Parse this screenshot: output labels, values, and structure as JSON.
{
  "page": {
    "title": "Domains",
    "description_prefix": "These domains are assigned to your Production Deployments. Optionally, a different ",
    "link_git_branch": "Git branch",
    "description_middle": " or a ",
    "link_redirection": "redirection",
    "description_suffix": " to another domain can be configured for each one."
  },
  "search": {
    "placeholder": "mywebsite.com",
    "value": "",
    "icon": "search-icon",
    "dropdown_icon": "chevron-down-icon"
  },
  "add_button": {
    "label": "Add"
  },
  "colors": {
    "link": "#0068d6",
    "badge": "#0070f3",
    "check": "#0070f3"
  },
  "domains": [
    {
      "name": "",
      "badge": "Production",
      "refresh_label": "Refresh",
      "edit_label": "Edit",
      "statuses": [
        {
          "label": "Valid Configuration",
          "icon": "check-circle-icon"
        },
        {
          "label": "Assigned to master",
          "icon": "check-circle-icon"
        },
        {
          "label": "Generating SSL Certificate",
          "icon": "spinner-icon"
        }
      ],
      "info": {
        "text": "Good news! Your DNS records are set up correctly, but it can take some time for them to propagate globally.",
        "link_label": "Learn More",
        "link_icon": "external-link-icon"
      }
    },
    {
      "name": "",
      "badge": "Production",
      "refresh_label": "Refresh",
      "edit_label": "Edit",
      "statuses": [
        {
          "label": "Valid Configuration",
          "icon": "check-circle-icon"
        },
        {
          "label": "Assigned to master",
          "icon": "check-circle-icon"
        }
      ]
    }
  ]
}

────────

■ PROBLEM DETAILS: Transcribe the whole listing exactly.

■ ANSWER TO THE PROBLEM:
Parse this screenshot: output labels, values, and structure as JSON.
{
  "page": {
    "title": "Domains",
    "description_prefix": "These domains are assigned to your Production Deployments. Optionally, a different ",
    "link_git_branch": "Git branch",
    "description_middle": " or a ",
    "link_redirection": "redirection",
    "description_suffix": " to another domain can be configured for each one."
  },
  "search": {
    "placeholder": "mywebsite.com",
    "value": "",
    "icon": "search-icon",
    "dropdown_icon": "chevron-down-icon"
  },
  "add_button": {
    "label": "Add"
  },
  "colors": {
    "link": "#0068d6",
    "badge": "#0070f3",
    "check": "#0070f3"
  },
  "domains": [
    {
      "name": "",
      "badge": "Production",
      "refresh_label": "Refresh",
      "edit_label": "Edit",
      "statuses": [
        {
          "label": "Valid Configuration",
          "icon": "check-circle-icon"
        },
        {
          "label": "Assigned to master",
          "icon": "check-circle-icon"
        },
        {
          "label": "Generating SSL Certificate",
          "icon": "spinner-icon"
        }
      ],
      "info": {
        "text": "Good news! Your DNS records are set up correctly, but it can take some time for them to propagate globally.",
        "link_label": "Learn More",
        "link_icon": "external-link-icon"
      }
    },
    {
      "name": "",
      "badge": "Production",
      "refresh_label": "Refresh",
      "edit_label": "Edit",
      "statuses": [
        {
          "label": "Valid Configuration",
          "icon": "check-circle-icon"
        },
        {
          "label": "Assigned to master",
          "icon": "check-circle-icon"
        }
      ]
    }
  ]
}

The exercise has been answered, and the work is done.